EXERCISE DETAILS:
Quote every entry word for word.

DATA:
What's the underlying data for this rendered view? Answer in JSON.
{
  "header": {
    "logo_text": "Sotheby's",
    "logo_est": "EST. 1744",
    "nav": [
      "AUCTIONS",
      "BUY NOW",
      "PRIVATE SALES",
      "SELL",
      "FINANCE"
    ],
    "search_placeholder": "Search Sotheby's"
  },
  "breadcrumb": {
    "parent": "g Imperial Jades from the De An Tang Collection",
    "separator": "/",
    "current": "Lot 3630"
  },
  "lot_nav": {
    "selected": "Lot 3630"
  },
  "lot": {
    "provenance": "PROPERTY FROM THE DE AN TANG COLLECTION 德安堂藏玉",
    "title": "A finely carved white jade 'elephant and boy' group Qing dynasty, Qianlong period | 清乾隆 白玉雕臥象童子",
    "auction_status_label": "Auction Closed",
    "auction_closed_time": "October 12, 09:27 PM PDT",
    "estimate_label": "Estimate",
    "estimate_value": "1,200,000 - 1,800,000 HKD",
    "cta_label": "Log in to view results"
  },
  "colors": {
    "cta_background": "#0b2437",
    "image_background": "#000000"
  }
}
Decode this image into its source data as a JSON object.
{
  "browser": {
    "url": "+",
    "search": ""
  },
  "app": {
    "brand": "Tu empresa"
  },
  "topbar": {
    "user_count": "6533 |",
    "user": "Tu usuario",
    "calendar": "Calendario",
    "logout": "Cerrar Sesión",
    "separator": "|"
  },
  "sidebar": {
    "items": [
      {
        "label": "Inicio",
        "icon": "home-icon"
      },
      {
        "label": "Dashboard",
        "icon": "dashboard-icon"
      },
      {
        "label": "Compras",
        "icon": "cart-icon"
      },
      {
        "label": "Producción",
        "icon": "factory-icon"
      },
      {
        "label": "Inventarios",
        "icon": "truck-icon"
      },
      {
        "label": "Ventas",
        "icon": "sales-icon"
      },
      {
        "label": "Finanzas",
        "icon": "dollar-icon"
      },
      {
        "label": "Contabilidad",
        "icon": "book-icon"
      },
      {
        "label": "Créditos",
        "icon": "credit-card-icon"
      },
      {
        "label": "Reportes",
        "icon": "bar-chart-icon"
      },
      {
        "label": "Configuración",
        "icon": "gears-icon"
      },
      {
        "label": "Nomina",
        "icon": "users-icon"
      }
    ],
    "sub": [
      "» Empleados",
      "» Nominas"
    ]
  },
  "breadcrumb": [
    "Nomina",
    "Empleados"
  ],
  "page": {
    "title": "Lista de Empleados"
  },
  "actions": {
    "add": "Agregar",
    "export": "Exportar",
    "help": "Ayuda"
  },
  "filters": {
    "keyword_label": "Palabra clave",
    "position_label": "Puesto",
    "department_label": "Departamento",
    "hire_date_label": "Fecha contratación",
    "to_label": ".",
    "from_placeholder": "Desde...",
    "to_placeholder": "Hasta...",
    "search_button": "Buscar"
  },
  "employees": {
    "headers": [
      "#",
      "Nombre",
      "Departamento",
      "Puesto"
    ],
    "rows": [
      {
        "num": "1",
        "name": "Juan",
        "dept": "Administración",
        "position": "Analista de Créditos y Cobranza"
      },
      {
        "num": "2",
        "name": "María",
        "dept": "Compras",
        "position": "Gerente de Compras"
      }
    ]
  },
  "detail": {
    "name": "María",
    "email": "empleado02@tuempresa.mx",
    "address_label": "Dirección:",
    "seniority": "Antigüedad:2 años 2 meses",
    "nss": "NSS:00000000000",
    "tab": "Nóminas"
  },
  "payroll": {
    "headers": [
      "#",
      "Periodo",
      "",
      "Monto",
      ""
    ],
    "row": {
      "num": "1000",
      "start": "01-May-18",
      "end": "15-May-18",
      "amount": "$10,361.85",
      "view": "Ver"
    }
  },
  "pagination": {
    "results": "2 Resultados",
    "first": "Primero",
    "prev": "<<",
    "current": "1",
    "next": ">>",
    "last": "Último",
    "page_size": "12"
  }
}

ANSWER FOR THIS EXERCISE:
What's the underlying data for this rendered view? Answer in JSON.
{
  "header": {
    "logo_text": "Sotheby's",
    "logo_est": "EST. 1744",
    "nav": [
      "AUCTIONS",
      "BUY NOW",
      "PRIVATE SALES",
      "SELL",
      "FINANCE"
    ],
    "search_placeholder": "Search Sotheby's"
  },
  "breadcrumb": {
    "parent": "g Imperial Jades from the De An Tang Collection",
    "separator": "/",
    "current": "Lot 3630"
  },
  "lot_nav": {
    "selected": "Lot 3630"
  },
  "lot": {
    "provenance": "PROPERTY FROM THE DE AN TANG COLLECTION 德安堂藏玉",
    "title": "A finely carved white jade 'elephant and boy' group Qing dynasty, Qianlong period | 清乾隆 白玉雕臥象童子",
    "auction_status_label": "Auction Closed",
    "auction_closed_time": "October 12, 09:27 PM PDT",
    "estimate_label": "Estimate",
    "estimate_value": "1,200,000 - 1,800,000 HKD",
    "cta_label": "Log in to view results"
  },
  "colors": {
    "cta_background": "#0b2437",
    "image_background": "#000000"
  }
}
Decode this image into its source data as a JSON object.
{
  "browser": {
    "url": "+",
    "search": ""
  },
  "app": {
    "brand": "Tu empresa"
  },
  "topbar": {
    "user_count": "6533 |",
    "user": "Tu usuario",
    "calendar": "Calendario",
    "logout": "Cerrar Sesión",
    "separator": "|"
  },
  "sidebar": {
    "items": [
      {
        "label": "Inicio",
        "icon": "home-icon"
      },
      {
        "label": "Dashboard",
        "icon": "dashboard-icon"
      },
      {
        "label": "Compras",
        "icon": "cart-icon"
      },
      {
        "label": "Producción",
        "icon": "factory-icon"
      },
      {
        "label": "Inventarios",
        "icon": "truck-icon"
      },
      {
        "label": "Ventas",
        "icon": "sales-icon"
      },
      {
        "label": "Finanzas",
        "icon": "dollar-icon"
      },
      {
        "label": "Contabilidad",
        "icon": "book-icon"
      },
      {
        "label": "Créditos",
        "icon": "credit-card-icon"
      },
      {
        "label": "Reportes",
        "icon": "bar-chart-icon"
      },
      {
        "label": "Configuración",
        "icon": "gears-icon"
      },
      {
        "label": "Nomina",
        "icon": "users-icon"
      }
    ],
    "sub": [
      "» Empleados",
      "» Nominas"
    ]
  },
  "breadcrumb": [
    "Nomina",
    "Empleados"
  ],
  "page": {
    "title": "Lista de Empleados"
  },
  "actions": {
    "add": "Agregar",
    "export": "Exportar",
    "help": "Ayuda"
  },
  "filters": {
    "keyword_label": "Palabra clave",
    "position_label": "Puesto",
    "department_label": "Departamento",
    "hire_date_label": "Fecha contratación",
    "to_label": ".",
    "from_placeholder": "Desde...",
    "to_placeholder": "Hasta...",
    "search_button": "Buscar"
  },
  "employees": {
    "headers": [
      "#",
      "Nombre",
      "Departamento",
      "Puesto"
    ],
    "rows": [
      {
        "num": "1",
        "name": "Juan",
        "dept": "Administración",
        "position": "Analista de Créditos y Cobranza"
      },
      {
        "num": "2",
        "name": "María",
        "dept": "Compras",
        "position": "Gerente de Compras"
      }
    ]
  },
  "detail": {
    "name": "María",
    "email": "empleado02@tuempresa.mx",
    "address_label": "Dirección:",
    "seniority": "Antigüedad:2 años 2 meses",
    "nss": "NSS:00000000000",
    "tab": "Nóminas"
  },
  "payroll": {
    "headers": [
      "#",
      "Periodo",
      "",
      "Monto",
      ""
    ],
    "row": {
      "num": "1000",
      "start": "01-May-18",
      "end": "15-May-18",
      "amount": "$10,361.85",
      "view": "Ver"
    }
  },
  "pagination": {
    "results": "2 Resultados",
    "first": "Primero",
    "prev": "<<",
    "current": "1",
    "next": ">>",
    "last": "Último",
    "page_size": "12"
  }
}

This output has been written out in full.